Your task is to repeat the entries word for word while leaving out the pictures.

* begin Material supplied *

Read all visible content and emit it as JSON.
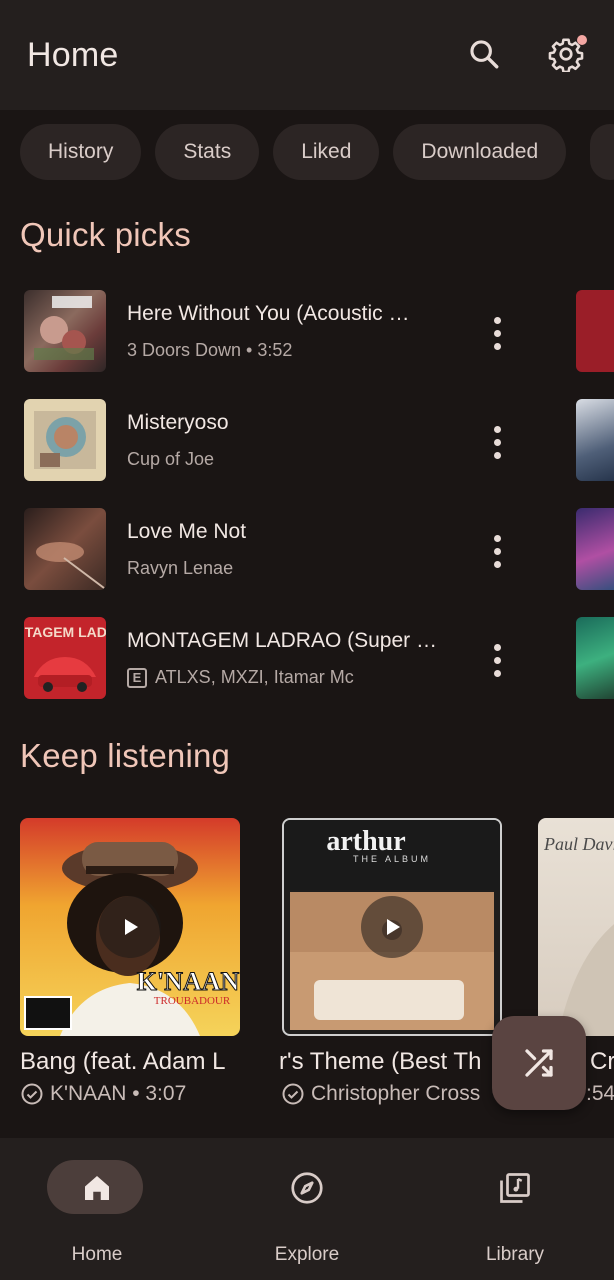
{
  "app": {
    "title": "Home"
  },
  "chips": [
    "History",
    "Stats",
    "Liked",
    "Downloaded"
  ],
  "sections": {
    "quick_picks": "Quick picks",
    "keep_listening": "Keep listening"
  },
  "quick_picks": [
    {
      "title": "Here Without You (Acoustic …",
      "subtitle": "3 Doors Down • 3:52",
      "explicit": false,
      "art_color": "#6b4b4a"
    },
    {
      "title": "Misteryoso",
      "subtitle": "Cup of Joe",
      "explicit": false,
      "art_color": "#cbb894"
    },
    {
      "title": "Love Me Not",
      "subtitle": "Ravyn Lenae",
      "explicit": false,
      "art_color": "#5a3a32"
    },
    {
      "title": "MONTAGEM LADRAO (Super …",
      "subtitle": "ATLXS, MXZI, Itamar Mc",
      "explicit": true,
      "explicit_label": "E",
      "art_color": "#c3242b"
    }
  ],
  "keep_listening": [
    {
      "title": "Bang (feat. Adam L",
      "subtitle": "K'NAAN • 3:07"
    },
    {
      "title": "r's Theme (Best Th",
      "subtitle": "Christopher Cross"
    },
    {
      "title": "Cr",
      "subtitle": ":54"
    }
  ],
  "album_art_text": {
    "card1": "K'NAAN",
    "card1_sub": "TROUBADOUR",
    "card2": "arthur",
    "card2_sub": "THE ALBUM",
    "card3": "Paul Davis",
    "montagem": "MONTAGEM LADRAO"
  },
  "nav": [
    {
      "label": "Home",
      "icon": "home-icon",
      "active": true
    },
    {
      "label": "Explore",
      "icon": "compass-icon",
      "active": false
    },
    {
      "label": "Library",
      "icon": "library-icon",
      "active": false
    }
  ],
  "colors": {
    "background": "#1a1514",
    "surface": "#241f1e",
    "accent": "#f0c6b8",
    "fab": "#5a4441"
  }
}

* end Material supplied *

Finished task =>
Read all visible content and emit it as JSON.
{
  "app": {
    "title": "Home"
  },
  "chips": [
    "History",
    "Stats",
    "Liked",
    "Downloaded"
  ],
  "sections": {
    "quick_picks": "Quick picks",
    "keep_listening": "Keep listening"
  },
  "quick_picks": [
    {
      "title": "Here Without You (Acoustic …",
      "subtitle": "3 Doors Down • 3:52",
      "explicit": false,
      "art_color": "#6b4b4a"
    },
    {
      "title": "Misteryoso",
      "subtitle": "Cup of Joe",
      "explicit": false,
      "art_color": "#cbb894"
    },
    {
      "title": "Love Me Not",
      "subtitle": "Ravyn Lenae",
      "explicit": false,
      "art_color": "#5a3a32"
    },
    {
      "title": "MONTAGEM LADRAO (Super …",
      "subtitle": "ATLXS, MXZI, Itamar Mc",
      "explicit": true,
      "explicit_label": "E",
      "art_color": "#c3242b"
    }
  ],
  "keep_listening": [
    {
      "title": "Bang (feat. Adam L",
      "subtitle": "K'NAAN • 3:07"
    },
    {
      "title": "r's Theme (Best Th",
      "subtitle": "Christopher Cross"
    },
    {
      "title": "Cr",
      "subtitle": ":54"
    }
  ],
  "album_art_text": {
    "card1": "K'NAAN",
    "card1_sub": "TROUBADOUR",
    "card2": "arthur",
    "card2_sub": "THE ALBUM",
    "card3": "Paul Davis",
    "montagem": "MONTAGEM LADRAO"
  },
  "nav": [
    {
      "label": "Home",
      "icon": "home-icon",
      "active": true
    },
    {
      "label": "Explore",
      "icon": "compass-icon",
      "active": false
    },
    {
      "label": "Library",
      "icon": "library-icon",
      "active": false
    }
  ],
  "colors": {
    "background": "#1a1514",
    "surface": "#241f1e",
    "accent": "#f0c6b8",
    "fab": "#5a4441"
  }
}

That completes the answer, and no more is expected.